Data entries:

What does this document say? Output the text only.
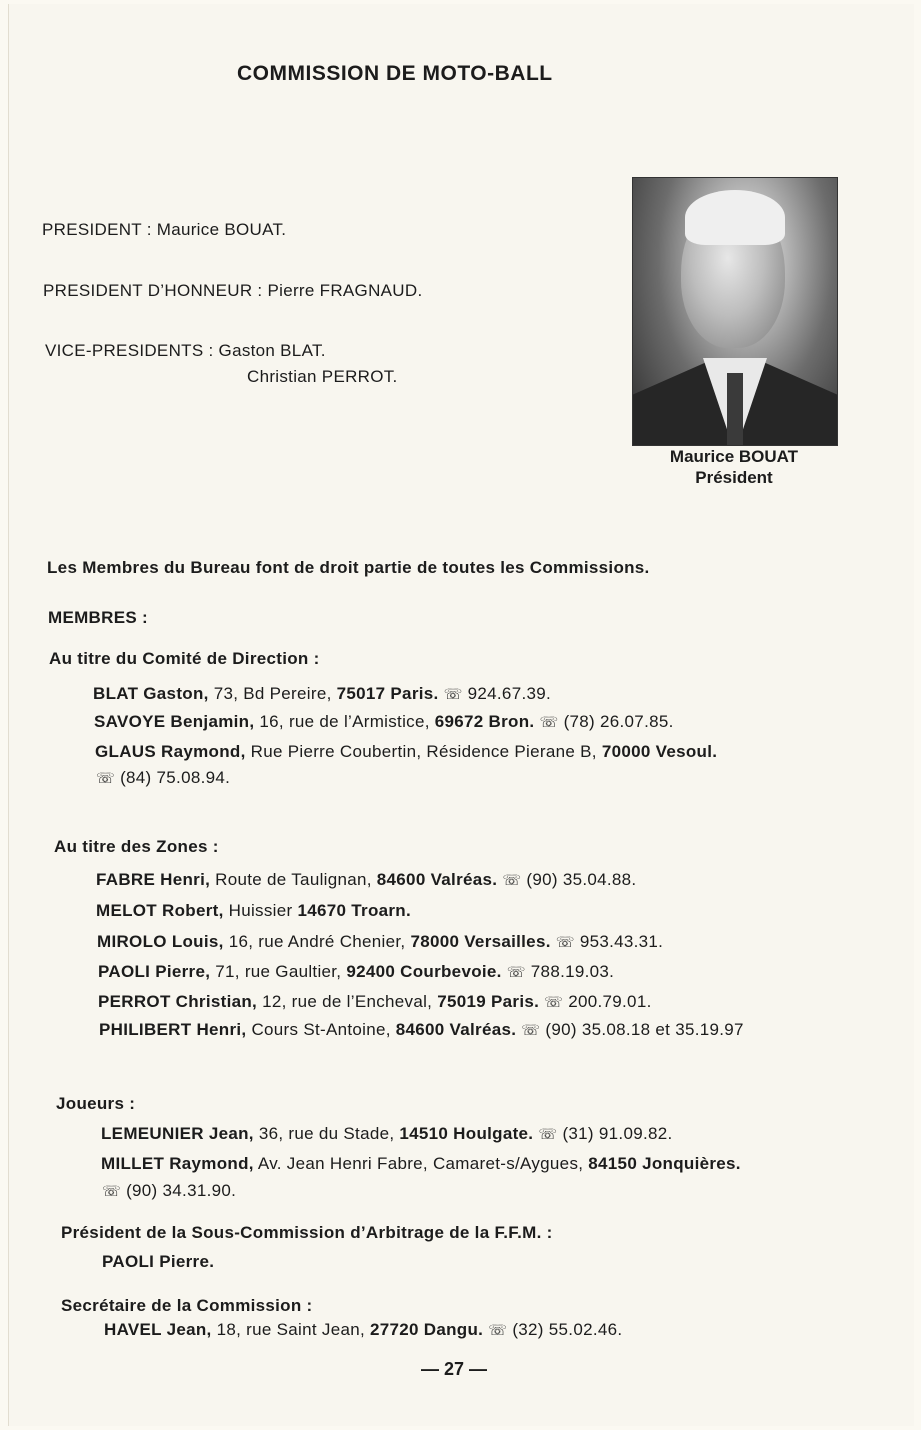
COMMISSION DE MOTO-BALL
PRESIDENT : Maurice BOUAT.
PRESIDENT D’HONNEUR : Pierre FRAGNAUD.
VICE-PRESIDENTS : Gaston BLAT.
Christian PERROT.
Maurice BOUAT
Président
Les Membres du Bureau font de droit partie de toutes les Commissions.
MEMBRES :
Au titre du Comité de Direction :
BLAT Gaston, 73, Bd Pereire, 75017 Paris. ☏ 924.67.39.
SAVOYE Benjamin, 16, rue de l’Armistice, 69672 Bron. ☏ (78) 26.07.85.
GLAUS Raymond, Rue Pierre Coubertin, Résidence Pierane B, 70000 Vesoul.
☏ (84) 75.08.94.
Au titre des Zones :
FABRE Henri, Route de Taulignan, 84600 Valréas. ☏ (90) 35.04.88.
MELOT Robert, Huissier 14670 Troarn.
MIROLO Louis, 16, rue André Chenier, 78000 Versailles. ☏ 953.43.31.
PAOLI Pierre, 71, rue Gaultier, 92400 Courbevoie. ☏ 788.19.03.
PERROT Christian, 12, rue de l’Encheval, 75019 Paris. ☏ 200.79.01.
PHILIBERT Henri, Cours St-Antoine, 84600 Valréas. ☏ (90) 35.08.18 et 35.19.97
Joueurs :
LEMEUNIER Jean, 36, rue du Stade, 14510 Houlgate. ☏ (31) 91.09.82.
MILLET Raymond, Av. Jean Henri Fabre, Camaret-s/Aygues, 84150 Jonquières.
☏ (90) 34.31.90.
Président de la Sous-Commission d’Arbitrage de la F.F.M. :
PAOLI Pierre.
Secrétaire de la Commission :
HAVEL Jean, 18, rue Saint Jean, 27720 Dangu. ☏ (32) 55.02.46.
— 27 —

**WHAT TO DO**
Omit the images and transcribe all of the records above word for word.

**COMPLETED EXERCISE**
What does this document say? Output the text only.
COMMISSION DE MOTO-BALL
PRESIDENT : Maurice BOUAT.
PRESIDENT D’HONNEUR : Pierre FRAGNAUD.
VICE-PRESIDENTS : Gaston BLAT.
Christian PERROT.
Maurice BOUAT
Président
Les Membres du Bureau font de droit partie de toutes les Commissions.
MEMBRES :
Au titre du Comité de Direction :
BLAT Gaston, 73, Bd Pereire, 75017 Paris. ☏ 924.67.39.
SAVOYE Benjamin, 16, rue de l’Armistice, 69672 Bron. ☏ (78) 26.07.85.
GLAUS Raymond, Rue Pierre Coubertin, Résidence Pierane B, 70000 Vesoul.
☏ (84) 75.08.94.
Au titre des Zones :
FABRE Henri, Route de Taulignan, 84600 Valréas. ☏ (90) 35.04.88.
MELOT Robert, Huissier 14670 Troarn.
MIROLO Louis, 16, rue André Chenier, 78000 Versailles. ☏ 953.43.31.
PAOLI Pierre, 71, rue Gaultier, 92400 Courbevoie. ☏ 788.19.03.
PERROT Christian, 12, rue de l’Encheval, 75019 Paris. ☏ 200.79.01.
PHILIBERT Henri, Cours St-Antoine, 84600 Valréas. ☏ (90) 35.08.18 et 35.19.97
Joueurs :
LEMEUNIER Jean, 36, rue du Stade, 14510 Houlgate. ☏ (31) 91.09.82.
MILLET Raymond, Av. Jean Henri Fabre, Camaret-s/Aygues, 84150 Jonquières.
☏ (90) 34.31.90.
Président de la Sous-Commission d’Arbitrage de la F.F.M. :
PAOLI Pierre.
Secrétaire de la Commission :
HAVEL Jean, 18, rue Saint Jean, 27720 Dangu. ☏ (32) 55.02.46.
— 27 —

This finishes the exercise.